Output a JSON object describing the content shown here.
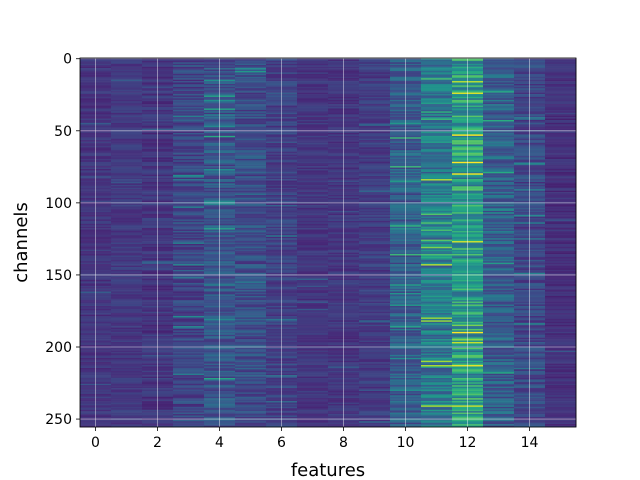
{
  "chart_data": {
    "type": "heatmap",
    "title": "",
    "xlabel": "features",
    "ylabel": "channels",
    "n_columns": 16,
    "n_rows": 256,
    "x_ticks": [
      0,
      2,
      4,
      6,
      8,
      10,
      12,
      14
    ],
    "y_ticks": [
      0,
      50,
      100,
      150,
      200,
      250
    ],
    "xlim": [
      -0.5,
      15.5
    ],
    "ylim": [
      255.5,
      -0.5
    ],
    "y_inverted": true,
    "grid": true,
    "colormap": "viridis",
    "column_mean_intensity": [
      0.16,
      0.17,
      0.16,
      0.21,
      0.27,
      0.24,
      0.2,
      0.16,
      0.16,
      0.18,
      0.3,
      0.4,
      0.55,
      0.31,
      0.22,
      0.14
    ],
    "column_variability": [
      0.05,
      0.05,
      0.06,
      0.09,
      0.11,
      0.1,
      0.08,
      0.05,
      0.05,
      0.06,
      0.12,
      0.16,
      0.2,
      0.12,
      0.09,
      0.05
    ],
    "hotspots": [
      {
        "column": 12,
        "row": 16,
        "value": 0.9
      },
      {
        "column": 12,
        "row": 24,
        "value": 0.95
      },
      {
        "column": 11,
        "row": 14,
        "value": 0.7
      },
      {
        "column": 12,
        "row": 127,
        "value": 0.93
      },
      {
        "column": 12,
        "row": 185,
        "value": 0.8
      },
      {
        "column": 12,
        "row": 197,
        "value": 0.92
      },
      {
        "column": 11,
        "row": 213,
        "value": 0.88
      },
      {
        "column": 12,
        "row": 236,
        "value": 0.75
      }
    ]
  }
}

* * *

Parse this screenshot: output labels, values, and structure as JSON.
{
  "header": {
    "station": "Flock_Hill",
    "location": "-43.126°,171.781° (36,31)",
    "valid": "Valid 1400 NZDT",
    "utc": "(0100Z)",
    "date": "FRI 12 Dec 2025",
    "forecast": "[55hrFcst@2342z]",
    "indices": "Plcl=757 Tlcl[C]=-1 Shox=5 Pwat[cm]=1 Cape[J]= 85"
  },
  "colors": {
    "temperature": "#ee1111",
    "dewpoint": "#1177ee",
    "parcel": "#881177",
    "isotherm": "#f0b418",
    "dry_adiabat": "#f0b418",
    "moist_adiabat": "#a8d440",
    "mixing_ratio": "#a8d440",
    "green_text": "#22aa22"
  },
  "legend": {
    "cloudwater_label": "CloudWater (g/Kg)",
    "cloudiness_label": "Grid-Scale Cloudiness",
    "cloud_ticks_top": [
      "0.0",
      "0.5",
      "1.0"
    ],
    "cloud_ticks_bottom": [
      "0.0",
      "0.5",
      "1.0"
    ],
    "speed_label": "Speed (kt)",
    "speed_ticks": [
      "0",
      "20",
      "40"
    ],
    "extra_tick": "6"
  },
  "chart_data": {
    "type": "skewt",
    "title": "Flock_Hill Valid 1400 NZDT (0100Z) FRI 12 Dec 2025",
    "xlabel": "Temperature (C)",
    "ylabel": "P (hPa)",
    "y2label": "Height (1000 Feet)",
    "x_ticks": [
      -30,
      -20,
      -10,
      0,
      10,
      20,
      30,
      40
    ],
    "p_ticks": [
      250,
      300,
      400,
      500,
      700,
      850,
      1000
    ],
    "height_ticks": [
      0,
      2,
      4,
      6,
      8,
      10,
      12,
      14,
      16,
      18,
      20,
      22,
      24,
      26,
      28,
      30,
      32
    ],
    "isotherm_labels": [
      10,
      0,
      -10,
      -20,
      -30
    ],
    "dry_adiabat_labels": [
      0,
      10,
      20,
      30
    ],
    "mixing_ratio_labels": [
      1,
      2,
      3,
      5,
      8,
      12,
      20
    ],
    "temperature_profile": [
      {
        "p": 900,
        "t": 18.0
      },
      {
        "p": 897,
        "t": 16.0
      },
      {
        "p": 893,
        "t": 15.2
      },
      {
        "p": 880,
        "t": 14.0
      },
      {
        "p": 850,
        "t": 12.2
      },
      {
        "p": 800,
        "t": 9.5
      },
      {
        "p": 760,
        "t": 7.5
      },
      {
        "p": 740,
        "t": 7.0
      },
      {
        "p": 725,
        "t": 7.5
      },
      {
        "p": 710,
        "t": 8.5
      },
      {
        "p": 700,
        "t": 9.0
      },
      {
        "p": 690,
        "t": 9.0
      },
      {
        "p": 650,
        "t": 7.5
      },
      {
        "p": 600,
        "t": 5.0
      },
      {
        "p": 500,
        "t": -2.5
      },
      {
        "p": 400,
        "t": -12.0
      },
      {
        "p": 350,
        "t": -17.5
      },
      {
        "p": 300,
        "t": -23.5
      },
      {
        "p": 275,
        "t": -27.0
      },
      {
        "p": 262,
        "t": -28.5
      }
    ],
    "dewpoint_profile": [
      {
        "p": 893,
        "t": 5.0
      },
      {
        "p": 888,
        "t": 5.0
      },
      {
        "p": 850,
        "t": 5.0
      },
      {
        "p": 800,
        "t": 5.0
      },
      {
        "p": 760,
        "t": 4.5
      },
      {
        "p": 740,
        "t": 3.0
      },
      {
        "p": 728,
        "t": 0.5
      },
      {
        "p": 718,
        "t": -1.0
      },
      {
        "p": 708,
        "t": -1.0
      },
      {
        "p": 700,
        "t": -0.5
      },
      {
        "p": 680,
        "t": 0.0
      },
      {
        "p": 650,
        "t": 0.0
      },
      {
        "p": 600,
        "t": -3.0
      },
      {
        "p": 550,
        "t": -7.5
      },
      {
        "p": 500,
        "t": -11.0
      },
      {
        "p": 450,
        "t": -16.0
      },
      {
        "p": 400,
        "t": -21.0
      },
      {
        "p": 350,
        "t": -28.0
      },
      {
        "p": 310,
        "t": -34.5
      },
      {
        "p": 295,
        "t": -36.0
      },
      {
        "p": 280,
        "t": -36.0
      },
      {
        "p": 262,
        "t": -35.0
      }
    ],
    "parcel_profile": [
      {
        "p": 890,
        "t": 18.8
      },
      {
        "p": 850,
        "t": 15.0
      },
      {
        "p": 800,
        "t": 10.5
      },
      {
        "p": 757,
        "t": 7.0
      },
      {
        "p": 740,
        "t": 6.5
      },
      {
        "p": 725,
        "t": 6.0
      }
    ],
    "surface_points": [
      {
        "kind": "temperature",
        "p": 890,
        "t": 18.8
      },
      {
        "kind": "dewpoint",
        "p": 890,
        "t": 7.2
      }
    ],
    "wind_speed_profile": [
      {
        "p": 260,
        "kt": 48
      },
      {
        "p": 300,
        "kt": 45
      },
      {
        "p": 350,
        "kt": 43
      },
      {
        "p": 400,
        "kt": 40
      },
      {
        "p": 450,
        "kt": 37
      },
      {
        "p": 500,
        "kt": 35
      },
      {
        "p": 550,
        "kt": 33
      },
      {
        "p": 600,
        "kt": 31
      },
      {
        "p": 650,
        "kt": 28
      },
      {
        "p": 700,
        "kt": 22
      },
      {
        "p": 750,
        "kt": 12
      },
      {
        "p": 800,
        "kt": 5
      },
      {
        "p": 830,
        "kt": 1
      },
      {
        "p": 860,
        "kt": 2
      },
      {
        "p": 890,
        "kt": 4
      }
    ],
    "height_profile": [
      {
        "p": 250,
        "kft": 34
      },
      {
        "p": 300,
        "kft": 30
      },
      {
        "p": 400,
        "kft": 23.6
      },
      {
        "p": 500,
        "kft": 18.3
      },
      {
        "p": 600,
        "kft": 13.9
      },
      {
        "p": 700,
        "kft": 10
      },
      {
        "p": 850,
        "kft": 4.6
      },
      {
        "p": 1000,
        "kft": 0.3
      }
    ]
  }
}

**PROBLEM DESCRIPTION**. Using the material above, state how many lines include the string "xlabel". Answer with a single number.

**SOLUTION TO THIS EXERCISE**. 2